Collected data —
--*--
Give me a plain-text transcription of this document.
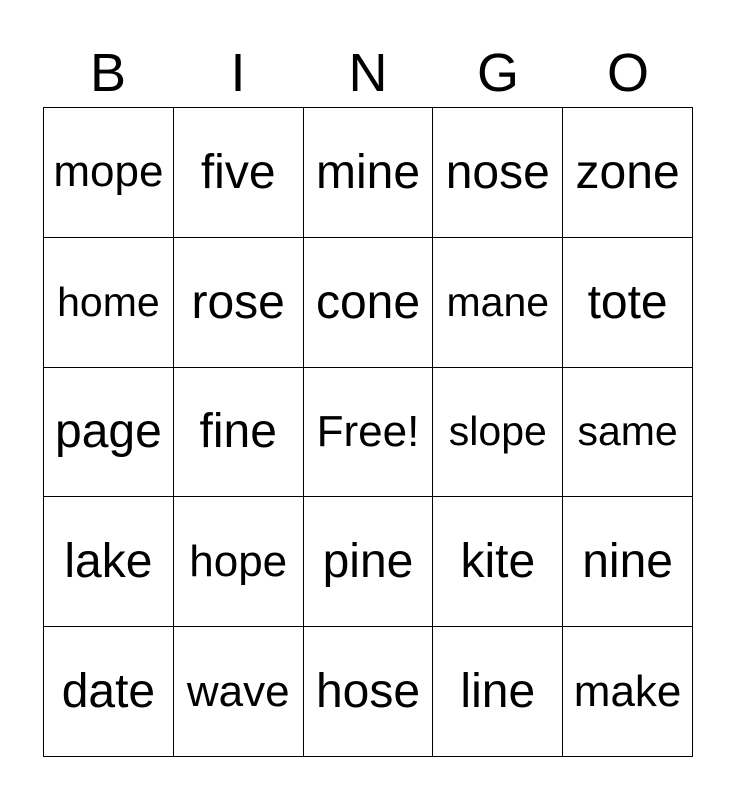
B	I	N	G	O
mope five mine nose zone
home rose cone mane tote
page fine Free! slope same
lake hope pine kite nine
date wave hose line make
--*--
Exercise task — Restate the data above word for word. Do not include the images.

Output below —
Give me a plain-text transcription of this document.
B	I	N	G	O
mope five mine nose zone
home rose cone mane tote
page fine Free! slope same
lake hope pine kite nine
date wave hose line make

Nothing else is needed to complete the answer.